→ Working data:

***

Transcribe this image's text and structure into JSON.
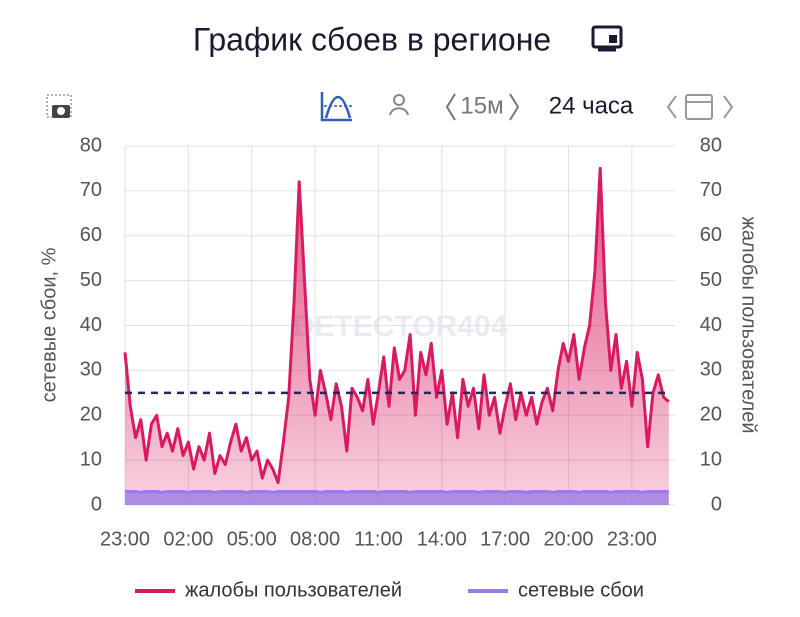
{
  "chart_data": {
    "type": "line",
    "title": "График сбоев в регионе",
    "interval": "15м",
    "range": "24 часа",
    "watermark": "DETECTOR404",
    "y_label": "сетевые сбои, %",
    "y2_label": "жалобы пользователей",
    "categories": [
      "23:00",
      null,
      null,
      null,
      null,
      null,
      null,
      null,
      null,
      null,
      null,
      null,
      "02:00",
      null,
      null,
      null,
      null,
      null,
      null,
      null,
      null,
      null,
      null,
      null,
      "05:00",
      null,
      null,
      null,
      null,
      null,
      null,
      null,
      null,
      null,
      null,
      null,
      "08:00",
      null,
      null,
      null,
      null,
      null,
      null,
      null,
      null,
      null,
      null,
      null,
      "11:00",
      null,
      null,
      null,
      null,
      null,
      null,
      null,
      null,
      null,
      null,
      null,
      "14:00",
      null,
      null,
      null,
      null,
      null,
      null,
      null,
      null,
      null,
      null,
      null,
      "17:00",
      null,
      null,
      null,
      null,
      null,
      null,
      null,
      null,
      null,
      null,
      null,
      "20:00",
      null,
      null,
      null,
      null,
      null,
      null,
      null,
      null,
      null,
      null,
      null,
      "23:00",
      null,
      null,
      null,
      null,
      null,
      null,
      null
    ],
    "ylim": [
      0,
      80
    ],
    "yticks": [
      0,
      10,
      20,
      30,
      40,
      50,
      60,
      70,
      80
    ],
    "y2lim": [
      0,
      80
    ],
    "y2ticks": [
      0,
      10,
      20,
      30,
      40,
      50,
      60,
      70,
      80
    ],
    "grid": true,
    "reference_line": {
      "value": 25,
      "color": "#1f2a5c"
    },
    "series": [
      {
        "name": "жалобы пользователей",
        "color": "#d81b60",
        "axis": "y2",
        "values": [
          34,
          22,
          15,
          19,
          10,
          18,
          20,
          13,
          16,
          12,
          17,
          11,
          14,
          8,
          13,
          10,
          16,
          7,
          11,
          9,
          14,
          18,
          12,
          15,
          10,
          12,
          6,
          10,
          8,
          5,
          14,
          24,
          45,
          72,
          50,
          28,
          20,
          30,
          25,
          19,
          27,
          22,
          12,
          26,
          24,
          21,
          28,
          18,
          25,
          33,
          22,
          35,
          28,
          30,
          38,
          20,
          34,
          29,
          36,
          24,
          30,
          18,
          25,
          15,
          28,
          22,
          26,
          17,
          29,
          20,
          24,
          16,
          22,
          27,
          19,
          25,
          20,
          24,
          18,
          23,
          26,
          21,
          30,
          36,
          32,
          38,
          28,
          35,
          40,
          52,
          75,
          45,
          30,
          38,
          26,
          32,
          22,
          34,
          28,
          13,
          25,
          29,
          24,
          23
        ]
      },
      {
        "name": "сетевые сбои",
        "color": "#9c7be3",
        "values": [
          3,
          3,
          3,
          2.8,
          3,
          3,
          3,
          2.8,
          3,
          3,
          3,
          3,
          2.8,
          3,
          3,
          3,
          3,
          2.8,
          3,
          3,
          3,
          3,
          3,
          2.8,
          3,
          3,
          3,
          3,
          2.8,
          3,
          3,
          3,
          3,
          3,
          3,
          3,
          3,
          2.8,
          3,
          3,
          3,
          3,
          2.8,
          3,
          3,
          3,
          3,
          3,
          2.8,
          3,
          3,
          3,
          3,
          3,
          2.8,
          3,
          3,
          3,
          3,
          3,
          3,
          2.8,
          3,
          3,
          3,
          3,
          3,
          2.8,
          3,
          3,
          3,
          3,
          2.8,
          3,
          3,
          3,
          2.8,
          3,
          3,
          3,
          3,
          2.8,
          3,
          3,
          3,
          3,
          2.8,
          3,
          3,
          3,
          3,
          3,
          2.8,
          3,
          3,
          3,
          3,
          3,
          2.8,
          3,
          3,
          3,
          3,
          3
        ]
      }
    ]
  }
}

***

→ The problem:
From the listing above, copy every line that holds the string "name".

→ Task solution:
        "name": "жалобы пользователей",
        "name": "сетевые сбои",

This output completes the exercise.